--- start of RECORDS SHOWN ---

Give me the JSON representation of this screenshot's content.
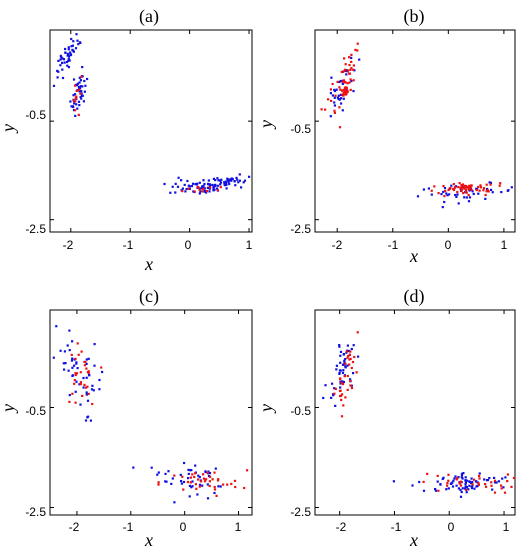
{
  "colors": {
    "blue": "#1010e0",
    "red": "#ee1111"
  },
  "chart_data": [
    {
      "type": "scatter",
      "title": "(a)",
      "xlabel": "x",
      "ylabel": "y",
      "xlim": [
        -2.35,
        1.05
      ],
      "ylim": [
        -2.75,
        1.35
      ],
      "xticks": [
        -2,
        -1,
        0,
        1
      ],
      "xticklabels": [
        "-2",
        "-1",
        "0",
        "1"
      ],
      "yticks": [
        -0.5,
        -2.5
      ],
      "yticklabels": [
        "-0.5",
        "-2.5"
      ],
      "series": [
        {
          "color": "blue",
          "clusters": [
            {
              "cx": -2.05,
              "cy": 0.8,
              "sx": 0.06,
              "sy": 0.24,
              "rot": -0.35,
              "n": 45
            },
            {
              "cx": -1.88,
              "cy": 0.05,
              "sx": 0.06,
              "sy": 0.22,
              "rot": -0.2,
              "n": 45
            },
            {
              "cx": 0.15,
              "cy": -1.85,
              "sx": 0.25,
              "sy": 0.07,
              "rot": 0.0,
              "n": 55
            },
            {
              "cx": 0.65,
              "cy": -1.72,
              "sx": 0.24,
              "sy": 0.06,
              "rot": 0.0,
              "n": 50
            }
          ]
        },
        {
          "color": "red",
          "clusters": [
            {
              "cx": -1.9,
              "cy": 0.0,
              "sx": 0.04,
              "sy": 0.18,
              "rot": -0.2,
              "n": 12
            },
            {
              "cx": 0.15,
              "cy": -1.88,
              "sx": 0.18,
              "sy": 0.05,
              "rot": 0.0,
              "n": 12
            }
          ]
        }
      ]
    },
    {
      "type": "scatter",
      "title": "(b)",
      "xlabel": "x",
      "ylabel": "y",
      "xlim": [
        -2.4,
        1.2
      ],
      "ylim": [
        -2.75,
        1.35
      ],
      "xticks": [
        -2,
        -1,
        0,
        1
      ],
      "xticklabels": [
        "-2",
        "-1",
        "0",
        "1"
      ],
      "yticks": [
        -0.5,
        -2.5
      ],
      "yticklabels": [
        "-0.5",
        "-2.5"
      ],
      "series": [
        {
          "color": "blue",
          "clusters": [
            {
              "cx": -1.9,
              "cy": 0.25,
              "sx": 0.08,
              "sy": 0.32,
              "rot": -0.25,
              "n": 35
            },
            {
              "cx": 0.35,
              "cy": -1.95,
              "sx": 0.45,
              "sy": 0.08,
              "rot": 0.05,
              "n": 45
            }
          ]
        },
        {
          "color": "red",
          "clusters": [
            {
              "cx": -1.9,
              "cy": 0.3,
              "sx": 0.1,
              "sy": 0.35,
              "rot": -0.3,
              "n": 45
            },
            {
              "cx": -1.85,
              "cy": 0.1,
              "sx": 0.03,
              "sy": 0.08,
              "rot": -0.4,
              "n": 25
            },
            {
              "cx": 0.3,
              "cy": -1.9,
              "sx": 0.4,
              "sy": 0.07,
              "rot": 0.05,
              "n": 40
            },
            {
              "cx": 0.3,
              "cy": -1.85,
              "sx": 0.08,
              "sy": 0.03,
              "rot": 0.0,
              "n": 25
            }
          ]
        }
      ]
    },
    {
      "type": "scatter",
      "title": "(c)",
      "xlabel": "x",
      "ylabel": "y",
      "xlim": [
        -2.5,
        1.25
      ],
      "ylim": [
        -2.65,
        1.45
      ],
      "xticks": [
        -2,
        -1,
        0,
        1
      ],
      "xticklabels": [
        "-2",
        "-1",
        "0",
        "1"
      ],
      "yticks": [
        -0.5,
        -2.5
      ],
      "yticklabels": [
        "-0.5",
        "-2.5"
      ],
      "series": [
        {
          "color": "blue",
          "clusters": [
            {
              "cx": -1.95,
              "cy": 0.3,
              "sx": 0.2,
              "sy": 0.38,
              "rot": 0.55,
              "n": 45
            },
            {
              "cx": -1.8,
              "cy": -0.4,
              "sx": 0.06,
              "sy": 0.2,
              "rot": 0.0,
              "n": 6
            },
            {
              "cx": 0.25,
              "cy": -1.95,
              "sx": 0.3,
              "sy": 0.15,
              "rot": -0.5,
              "n": 40
            },
            {
              "cx": -0.5,
              "cy": -1.8,
              "sx": 0.2,
              "sy": 0.08,
              "rot": -0.2,
              "n": 6
            }
          ]
        },
        {
          "color": "red",
          "clusters": [
            {
              "cx": -1.95,
              "cy": 0.1,
              "sx": 0.12,
              "sy": 0.3,
              "rot": -0.1,
              "n": 30
            },
            {
              "cx": 0.35,
              "cy": -2.0,
              "sx": 0.4,
              "sy": 0.12,
              "rot": 0.0,
              "n": 40
            }
          ]
        }
      ]
    },
    {
      "type": "scatter",
      "title": "(d)",
      "xlabel": "x",
      "ylabel": "y",
      "xlim": [
        -2.45,
        1.2
      ],
      "ylim": [
        -2.65,
        1.45
      ],
      "xticks": [
        -2,
        -1,
        0,
        1
      ],
      "xticklabels": [
        "-2",
        "-1",
        "0",
        "1"
      ],
      "yticks": [
        -0.5,
        -2.5
      ],
      "yticklabels": [
        "-0.5",
        "-2.5"
      ],
      "series": [
        {
          "color": "blue",
          "clusters": [
            {
              "cx": -1.95,
              "cy": 0.25,
              "sx": 0.12,
              "sy": 0.4,
              "rot": -0.3,
              "n": 50
            },
            {
              "cx": 0.3,
              "cy": -2.0,
              "sx": 0.45,
              "sy": 0.1,
              "rot": 0.0,
              "n": 55
            },
            {
              "cx": 0.3,
              "cy": -2.0,
              "sx": 0.05,
              "sy": 0.1,
              "rot": 0.0,
              "n": 20
            }
          ]
        },
        {
          "color": "red",
          "clusters": [
            {
              "cx": -1.92,
              "cy": 0.1,
              "sx": 0.1,
              "sy": 0.4,
              "rot": -0.2,
              "n": 35
            },
            {
              "cx": 0.35,
              "cy": -2.02,
              "sx": 0.45,
              "sy": 0.1,
              "rot": 0.0,
              "n": 35
            }
          ]
        }
      ]
    }
  ]
}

--- end of RECORDS SHOWN ---

### EXERCISE AIM
Quote the entries above word for word. Leave the images out.

### TASK ANSWER
Give me the JSON representation of this screenshot's content.
{
  "colors": {
    "blue": "#1010e0",
    "red": "#ee1111"
  },
  "chart_data": [
    {
      "type": "scatter",
      "title": "(a)",
      "xlabel": "x",
      "ylabel": "y",
      "xlim": [
        -2.35,
        1.05
      ],
      "ylim": [
        -2.75,
        1.35
      ],
      "xticks": [
        -2,
        -1,
        0,
        1
      ],
      "xticklabels": [
        "-2",
        "-1",
        "0",
        "1"
      ],
      "yticks": [
        -0.5,
        -2.5
      ],
      "yticklabels": [
        "-0.5",
        "-2.5"
      ],
      "series": [
        {
          "color": "blue",
          "clusters": [
            {
              "cx": -2.05,
              "cy": 0.8,
              "sx": 0.06,
              "sy": 0.24,
              "rot": -0.35,
              "n": 45
            },
            {
              "cx": -1.88,
              "cy": 0.05,
              "sx": 0.06,
              "sy": 0.22,
              "rot": -0.2,
              "n": 45
            },
            {
              "cx": 0.15,
              "cy": -1.85,
              "sx": 0.25,
              "sy": 0.07,
              "rot": 0.0,
              "n": 55
            },
            {
              "cx": 0.65,
              "cy": -1.72,
              "sx": 0.24,
              "sy": 0.06,
              "rot": 0.0,
              "n": 50
            }
          ]
        },
        {
          "color": "red",
          "clusters": [
            {
              "cx": -1.9,
              "cy": 0.0,
              "sx": 0.04,
              "sy": 0.18,
              "rot": -0.2,
              "n": 12
            },
            {
              "cx": 0.15,
              "cy": -1.88,
              "sx": 0.18,
              "sy": 0.05,
              "rot": 0.0,
              "n": 12
            }
          ]
        }
      ]
    },
    {
      "type": "scatter",
      "title": "(b)",
      "xlabel": "x",
      "ylabel": "y",
      "xlim": [
        -2.4,
        1.2
      ],
      "ylim": [
        -2.75,
        1.35
      ],
      "xticks": [
        -2,
        -1,
        0,
        1
      ],
      "xticklabels": [
        "-2",
        "-1",
        "0",
        "1"
      ],
      "yticks": [
        -0.5,
        -2.5
      ],
      "yticklabels": [
        "-0.5",
        "-2.5"
      ],
      "series": [
        {
          "color": "blue",
          "clusters": [
            {
              "cx": -1.9,
              "cy": 0.25,
              "sx": 0.08,
              "sy": 0.32,
              "rot": -0.25,
              "n": 35
            },
            {
              "cx": 0.35,
              "cy": -1.95,
              "sx": 0.45,
              "sy": 0.08,
              "rot": 0.05,
              "n": 45
            }
          ]
        },
        {
          "color": "red",
          "clusters": [
            {
              "cx": -1.9,
              "cy": 0.3,
              "sx": 0.1,
              "sy": 0.35,
              "rot": -0.3,
              "n": 45
            },
            {
              "cx": -1.85,
              "cy": 0.1,
              "sx": 0.03,
              "sy": 0.08,
              "rot": -0.4,
              "n": 25
            },
            {
              "cx": 0.3,
              "cy": -1.9,
              "sx": 0.4,
              "sy": 0.07,
              "rot": 0.05,
              "n": 40
            },
            {
              "cx": 0.3,
              "cy": -1.85,
              "sx": 0.08,
              "sy": 0.03,
              "rot": 0.0,
              "n": 25
            }
          ]
        }
      ]
    },
    {
      "type": "scatter",
      "title": "(c)",
      "xlabel": "x",
      "ylabel": "y",
      "xlim": [
        -2.5,
        1.25
      ],
      "ylim": [
        -2.65,
        1.45
      ],
      "xticks": [
        -2,
        -1,
        0,
        1
      ],
      "xticklabels": [
        "-2",
        "-1",
        "0",
        "1"
      ],
      "yticks": [
        -0.5,
        -2.5
      ],
      "yticklabels": [
        "-0.5",
        "-2.5"
      ],
      "series": [
        {
          "color": "blue",
          "clusters": [
            {
              "cx": -1.95,
              "cy": 0.3,
              "sx": 0.2,
              "sy": 0.38,
              "rot": 0.55,
              "n": 45
            },
            {
              "cx": -1.8,
              "cy": -0.4,
              "sx": 0.06,
              "sy": 0.2,
              "rot": 0.0,
              "n": 6
            },
            {
              "cx": 0.25,
              "cy": -1.95,
              "sx": 0.3,
              "sy": 0.15,
              "rot": -0.5,
              "n": 40
            },
            {
              "cx": -0.5,
              "cy": -1.8,
              "sx": 0.2,
              "sy": 0.08,
              "rot": -0.2,
              "n": 6
            }
          ]
        },
        {
          "color": "red",
          "clusters": [
            {
              "cx": -1.95,
              "cy": 0.1,
              "sx": 0.12,
              "sy": 0.3,
              "rot": -0.1,
              "n": 30
            },
            {
              "cx": 0.35,
              "cy": -2.0,
              "sx": 0.4,
              "sy": 0.12,
              "rot": 0.0,
              "n": 40
            }
          ]
        }
      ]
    },
    {
      "type": "scatter",
      "title": "(d)",
      "xlabel": "x",
      "ylabel": "y",
      "xlim": [
        -2.45,
        1.2
      ],
      "ylim": [
        -2.65,
        1.45
      ],
      "xticks": [
        -2,
        -1,
        0,
        1
      ],
      "xticklabels": [
        "-2",
        "-1",
        "0",
        "1"
      ],
      "yticks": [
        -0.5,
        -2.5
      ],
      "yticklabels": [
        "-0.5",
        "-2.5"
      ],
      "series": [
        {
          "color": "blue",
          "clusters": [
            {
              "cx": -1.95,
              "cy": 0.25,
              "sx": 0.12,
              "sy": 0.4,
              "rot": -0.3,
              "n": 50
            },
            {
              "cx": 0.3,
              "cy": -2.0,
              "sx": 0.45,
              "sy": 0.1,
              "rot": 0.0,
              "n": 55
            },
            {
              "cx": 0.3,
              "cy": -2.0,
              "sx": 0.05,
              "sy": 0.1,
              "rot": 0.0,
              "n": 20
            }
          ]
        },
        {
          "color": "red",
          "clusters": [
            {
              "cx": -1.92,
              "cy": 0.1,
              "sx": 0.1,
              "sy": 0.4,
              "rot": -0.2,
              "n": 35
            },
            {
              "cx": 0.35,
              "cy": -2.02,
              "sx": 0.45,
              "sy": 0.1,
              "rot": 0.0,
              "n": 35
            }
          ]
        }
      ]
    }
  ]
}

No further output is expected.